:: Recorded data
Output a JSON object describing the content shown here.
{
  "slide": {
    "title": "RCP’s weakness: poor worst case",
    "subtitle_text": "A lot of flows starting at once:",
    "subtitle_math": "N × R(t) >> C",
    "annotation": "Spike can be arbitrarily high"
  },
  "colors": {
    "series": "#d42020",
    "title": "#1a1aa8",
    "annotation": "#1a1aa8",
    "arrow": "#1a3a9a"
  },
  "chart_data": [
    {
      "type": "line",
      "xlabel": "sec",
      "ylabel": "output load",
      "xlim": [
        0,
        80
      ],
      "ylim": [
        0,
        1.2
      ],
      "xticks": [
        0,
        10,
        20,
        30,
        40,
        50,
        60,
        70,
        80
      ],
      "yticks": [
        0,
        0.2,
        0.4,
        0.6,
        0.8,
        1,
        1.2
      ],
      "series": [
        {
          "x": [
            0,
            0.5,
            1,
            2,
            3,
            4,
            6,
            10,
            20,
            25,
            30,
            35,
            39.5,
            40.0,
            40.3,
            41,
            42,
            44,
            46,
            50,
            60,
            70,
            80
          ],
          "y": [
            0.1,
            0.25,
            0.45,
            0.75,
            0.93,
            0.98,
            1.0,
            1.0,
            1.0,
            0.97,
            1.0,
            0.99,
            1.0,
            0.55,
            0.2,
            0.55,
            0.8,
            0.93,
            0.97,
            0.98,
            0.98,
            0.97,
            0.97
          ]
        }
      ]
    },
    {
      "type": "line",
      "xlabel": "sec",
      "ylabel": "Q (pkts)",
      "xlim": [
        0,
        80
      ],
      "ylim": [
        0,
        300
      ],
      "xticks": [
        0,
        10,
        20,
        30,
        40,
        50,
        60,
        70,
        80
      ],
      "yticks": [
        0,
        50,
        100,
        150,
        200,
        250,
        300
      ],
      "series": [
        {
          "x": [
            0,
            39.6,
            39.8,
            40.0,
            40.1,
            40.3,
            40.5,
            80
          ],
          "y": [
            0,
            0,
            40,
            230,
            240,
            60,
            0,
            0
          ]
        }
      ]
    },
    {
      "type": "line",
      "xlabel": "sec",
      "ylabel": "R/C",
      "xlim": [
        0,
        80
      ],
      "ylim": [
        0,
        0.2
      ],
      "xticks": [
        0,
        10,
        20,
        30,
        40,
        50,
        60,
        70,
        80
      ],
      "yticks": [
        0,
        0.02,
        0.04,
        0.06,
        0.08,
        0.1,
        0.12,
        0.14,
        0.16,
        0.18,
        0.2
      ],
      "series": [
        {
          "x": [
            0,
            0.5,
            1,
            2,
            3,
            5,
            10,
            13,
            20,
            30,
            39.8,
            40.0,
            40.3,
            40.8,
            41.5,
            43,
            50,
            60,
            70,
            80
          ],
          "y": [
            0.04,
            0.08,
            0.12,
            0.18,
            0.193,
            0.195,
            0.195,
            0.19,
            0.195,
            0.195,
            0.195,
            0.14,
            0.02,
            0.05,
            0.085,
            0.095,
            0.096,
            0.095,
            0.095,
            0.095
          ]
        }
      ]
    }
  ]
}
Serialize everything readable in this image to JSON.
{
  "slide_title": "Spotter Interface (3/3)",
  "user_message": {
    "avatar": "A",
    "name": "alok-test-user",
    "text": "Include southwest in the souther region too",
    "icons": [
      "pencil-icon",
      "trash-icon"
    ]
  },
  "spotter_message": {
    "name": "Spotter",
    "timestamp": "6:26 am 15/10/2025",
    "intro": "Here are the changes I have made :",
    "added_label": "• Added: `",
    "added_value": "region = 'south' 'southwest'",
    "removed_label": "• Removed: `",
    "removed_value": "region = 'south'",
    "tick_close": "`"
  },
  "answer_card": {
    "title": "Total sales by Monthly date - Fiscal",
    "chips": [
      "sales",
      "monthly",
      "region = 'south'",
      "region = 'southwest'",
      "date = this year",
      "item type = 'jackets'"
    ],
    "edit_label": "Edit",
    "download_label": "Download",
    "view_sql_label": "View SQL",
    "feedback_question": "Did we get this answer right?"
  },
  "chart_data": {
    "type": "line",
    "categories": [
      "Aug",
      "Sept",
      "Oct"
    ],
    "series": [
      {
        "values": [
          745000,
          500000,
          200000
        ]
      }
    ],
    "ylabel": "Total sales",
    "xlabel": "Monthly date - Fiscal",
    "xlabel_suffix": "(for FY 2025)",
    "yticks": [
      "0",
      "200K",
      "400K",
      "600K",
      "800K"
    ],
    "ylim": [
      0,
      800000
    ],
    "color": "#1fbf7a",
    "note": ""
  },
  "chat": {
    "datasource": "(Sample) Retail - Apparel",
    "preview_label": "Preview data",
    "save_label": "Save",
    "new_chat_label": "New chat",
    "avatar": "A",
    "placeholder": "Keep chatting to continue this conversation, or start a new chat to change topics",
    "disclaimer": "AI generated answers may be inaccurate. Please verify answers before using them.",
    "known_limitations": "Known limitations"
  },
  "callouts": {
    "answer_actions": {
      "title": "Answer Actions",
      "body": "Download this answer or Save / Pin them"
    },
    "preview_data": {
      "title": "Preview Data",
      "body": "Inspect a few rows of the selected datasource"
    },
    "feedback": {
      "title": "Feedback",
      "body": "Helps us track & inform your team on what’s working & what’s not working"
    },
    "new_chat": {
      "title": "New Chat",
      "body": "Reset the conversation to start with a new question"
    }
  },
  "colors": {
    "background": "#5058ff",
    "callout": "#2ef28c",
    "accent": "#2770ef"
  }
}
::::
• [Written task] Please reproduce each record precisely as written.

• [Problem solution]
Output a JSON object describing the content shown here.
{
  "slide": {
    "title": "RCP’s weakness: poor worst case",
    "subtitle_text": "A lot of flows starting at once:",
    "subtitle_math": "N × R(t) >> C",
    "annotation": "Spike can be arbitrarily high"
  },
  "colors": {
    "series": "#d42020",
    "title": "#1a1aa8",
    "annotation": "#1a1aa8",
    "arrow": "#1a3a9a"
  },
  "chart_data": [
    {
      "type": "line",
      "xlabel": "sec",
      "ylabel": "output load",
      "xlim": [
        0,
        80
      ],
      "ylim": [
        0,
        1.2
      ],
      "xticks": [
        0,
        10,
        20,
        30,
        40,
        50,
        60,
        70,
        80
      ],
      "yticks": [
        0,
        0.2,
        0.4,
        0.6,
        0.8,
        1,
        1.2
      ],
      "series": [
        {
          "x": [
            0,
            0.5,
            1,
            2,
            3,
            4,
            6,
            10,
            20,
            25,
            30,
            35,
            39.5,
            40.0,
            40.3,
            41,
            42,
            44,
            46,
            50,
            60,
            70,
            80
          ],
          "y": [
            0.1,
            0.25,
            0.45,
            0.75,
            0.93,
            0.98,
            1.0,
            1.0,
            1.0,
            0.97,
            1.0,
            0.99,
            1.0,
            0.55,
            0.2,
            0.55,
            0.8,
            0.93,
            0.97,
            0.98,
            0.98,
            0.97,
            0.97
          ]
        }
      ]
    },
    {
      "type": "line",
      "xlabel": "sec",
      "ylabel": "Q (pkts)",
      "xlim": [
        0,
        80
      ],
      "ylim": [
        0,
        300
      ],
      "xticks": [
        0,
        10,
        20,
        30,
        40,
        50,
        60,
        70,
        80
      ],
      "yticks": [
        0,
        50,
        100,
        150,
        200,
        250,
        300
      ],
      "series": [
        {
          "x": [
            0,
            39.6,
            39.8,
            40.0,
            40.1,
            40.3,
            40.5,
            80
          ],
          "y": [
            0,
            0,
            40,
            230,
            240,
            60,
            0,
            0
          ]
        }
      ]
    },
    {
      "type": "line",
      "xlabel": "sec",
      "ylabel": "R/C",
      "xlim": [
        0,
        80
      ],
      "ylim": [
        0,
        0.2
      ],
      "xticks": [
        0,
        10,
        20,
        30,
        40,
        50,
        60,
        70,
        80
      ],
      "yticks": [
        0,
        0.02,
        0.04,
        0.06,
        0.08,
        0.1,
        0.12,
        0.14,
        0.16,
        0.18,
        0.2
      ],
      "series": [
        {
          "x": [
            0,
            0.5,
            1,
            2,
            3,
            5,
            10,
            13,
            20,
            30,
            39.8,
            40.0,
            40.3,
            40.8,
            41.5,
            43,
            50,
            60,
            70,
            80
          ],
          "y": [
            0.04,
            0.08,
            0.12,
            0.18,
            0.193,
            0.195,
            0.195,
            0.19,
            0.195,
            0.195,
            0.195,
            0.14,
            0.02,
            0.05,
            0.085,
            0.095,
            0.096,
            0.095,
            0.095,
            0.095
          ]
        }
      ]
    }
  ]
}
Serialize everything readable in this image to JSON.
{
  "slide_title": "Spotter Interface (3/3)",
  "user_message": {
    "avatar": "A",
    "name": "alok-test-user",
    "text": "Include southwest in the souther region too",
    "icons": [
      "pencil-icon",
      "trash-icon"
    ]
  },
  "spotter_message": {
    "name": "Spotter",
    "timestamp": "6:26 am 15/10/2025",
    "intro": "Here are the changes I have made :",
    "added_label": "• Added: `",
    "added_value": "region = 'south' 'southwest'",
    "removed_label": "• Removed: `",
    "removed_value": "region = 'south'",
    "tick_close": "`"
  },
  "answer_card": {
    "title": "Total sales by Monthly date - Fiscal",
    "chips": [
      "sales",
      "monthly",
      "region = 'south'",
      "region = 'southwest'",
      "date = this year",
      "item type = 'jackets'"
    ],
    "edit_label": "Edit",
    "download_label": "Download",
    "view_sql_label": "View SQL",
    "feedback_question": "Did we get this answer right?"
  },
  "chart_data": {
    "type": "line",
    "categories": [
      "Aug",
      "Sept",
      "Oct"
    ],
    "series": [
      {
        "values": [
          745000,
          500000,
          200000
        ]
      }
    ],
    "ylabel": "Total sales",
    "xlabel": "Monthly date - Fiscal",
    "xlabel_suffix": "(for FY 2025)",
    "yticks": [
      "0",
      "200K",
      "400K",
      "600K",
      "800K"
    ],
    "ylim": [
      0,
      800000
    ],
    "color": "#1fbf7a",
    "note": ""
  },
  "chat": {
    "datasource": "(Sample) Retail - Apparel",
    "preview_label": "Preview data",
    "save_label": "Save",
    "new_chat_label": "New chat",
    "avatar": "A",
    "placeholder": "Keep chatting to continue this conversation, or start a new chat to change topics",
    "disclaimer": "AI generated answers may be inaccurate. Please verify answers before using them.",
    "known_limitations": "Known limitations"
  },
  "callouts": {
    "answer_actions": {
      "title": "Answer Actions",
      "body": "Download this answer or Save / Pin them"
    },
    "preview_data": {
      "title": "Preview Data",
      "body": "Inspect a few rows of the selected datasource"
    },
    "feedback": {
      "title": "Feedback",
      "body": "Helps us track & inform your team on what’s working & what’s not working"
    },
    "new_chat": {
      "title": "New Chat",
      "body": "Reset the conversation to start with a new question"
    }
  },
  "colors": {
    "background": "#5058ff",
    "callout": "#2ef28c",
    "accent": "#2770ef"
  }
}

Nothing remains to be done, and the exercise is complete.